_Instruction_
How many lines in the records below contain the string "page"? Reply with the number alone.

_Source material_
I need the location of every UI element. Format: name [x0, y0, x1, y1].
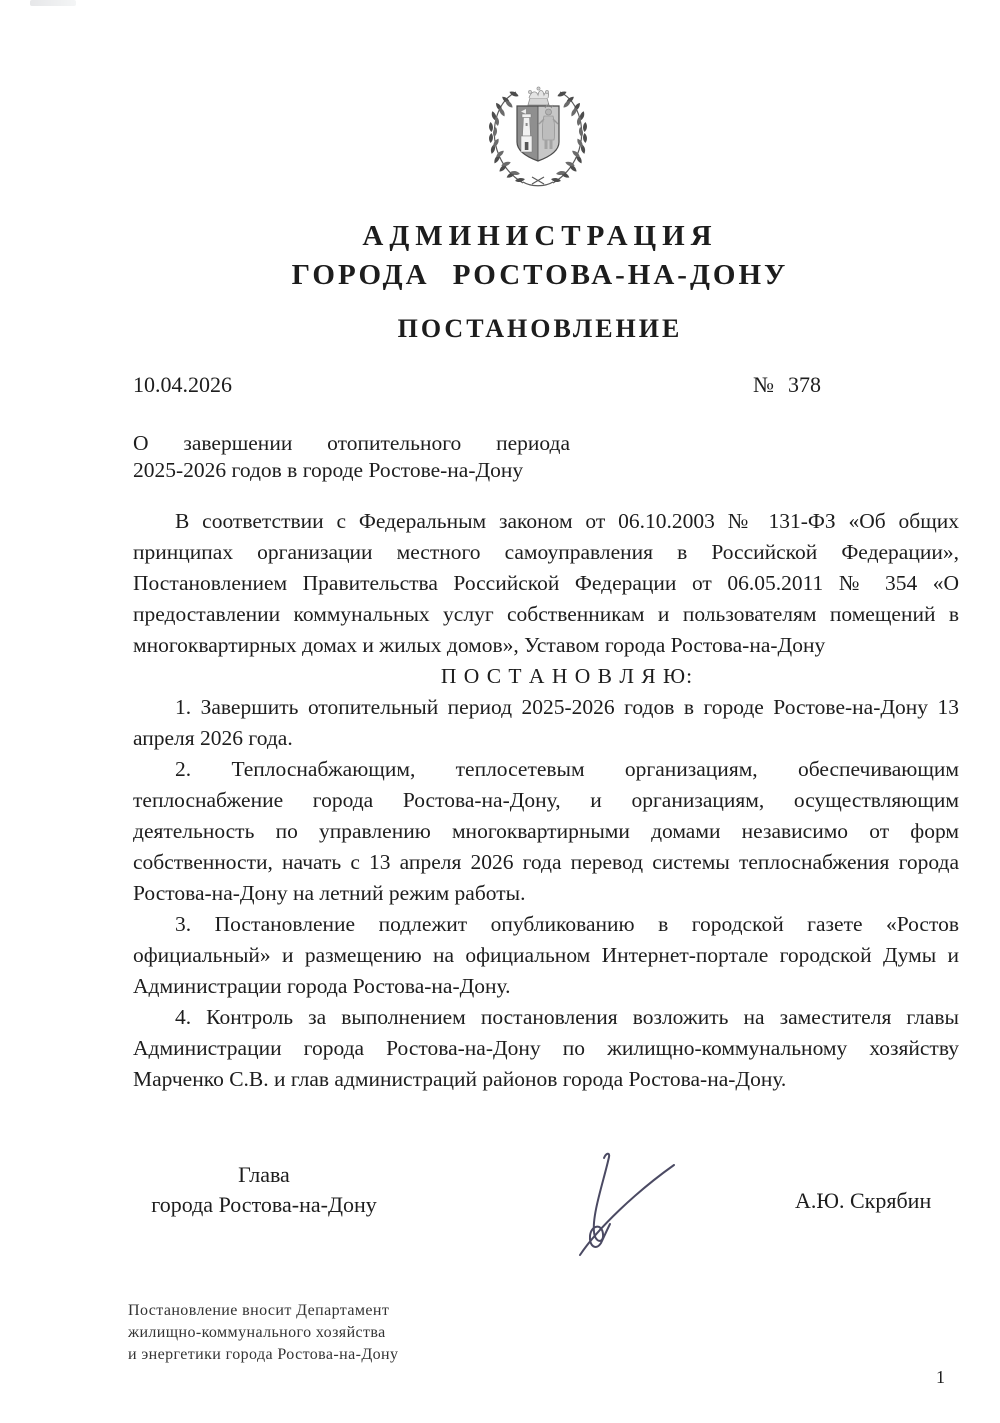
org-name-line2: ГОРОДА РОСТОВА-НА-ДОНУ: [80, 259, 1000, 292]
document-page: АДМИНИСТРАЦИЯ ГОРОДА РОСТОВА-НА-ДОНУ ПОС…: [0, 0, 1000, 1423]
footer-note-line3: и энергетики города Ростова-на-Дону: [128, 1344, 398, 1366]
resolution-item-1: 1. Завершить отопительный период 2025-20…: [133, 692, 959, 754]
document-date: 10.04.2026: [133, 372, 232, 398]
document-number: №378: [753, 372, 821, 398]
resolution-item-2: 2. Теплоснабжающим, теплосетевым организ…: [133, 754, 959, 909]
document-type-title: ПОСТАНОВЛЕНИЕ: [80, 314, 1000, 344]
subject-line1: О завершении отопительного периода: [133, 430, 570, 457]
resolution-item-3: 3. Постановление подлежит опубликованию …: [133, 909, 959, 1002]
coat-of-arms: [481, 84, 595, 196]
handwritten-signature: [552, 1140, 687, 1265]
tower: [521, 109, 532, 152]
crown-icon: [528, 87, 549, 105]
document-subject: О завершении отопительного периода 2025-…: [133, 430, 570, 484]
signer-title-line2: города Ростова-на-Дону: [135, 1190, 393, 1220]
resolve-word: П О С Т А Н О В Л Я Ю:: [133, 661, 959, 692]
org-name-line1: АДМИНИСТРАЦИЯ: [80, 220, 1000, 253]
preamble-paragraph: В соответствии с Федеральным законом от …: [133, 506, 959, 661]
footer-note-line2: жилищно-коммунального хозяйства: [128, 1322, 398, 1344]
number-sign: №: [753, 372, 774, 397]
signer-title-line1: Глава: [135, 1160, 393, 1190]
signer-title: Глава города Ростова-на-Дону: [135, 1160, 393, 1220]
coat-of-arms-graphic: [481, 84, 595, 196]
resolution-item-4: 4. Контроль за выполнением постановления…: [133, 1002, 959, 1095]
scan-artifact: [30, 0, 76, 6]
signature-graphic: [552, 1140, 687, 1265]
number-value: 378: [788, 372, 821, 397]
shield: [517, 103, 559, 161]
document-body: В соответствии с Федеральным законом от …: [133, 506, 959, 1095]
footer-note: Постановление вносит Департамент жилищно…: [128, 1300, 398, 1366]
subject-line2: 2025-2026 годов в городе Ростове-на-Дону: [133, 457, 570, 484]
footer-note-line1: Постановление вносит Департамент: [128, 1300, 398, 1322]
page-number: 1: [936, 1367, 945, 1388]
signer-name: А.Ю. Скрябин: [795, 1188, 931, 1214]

_Right answer_
2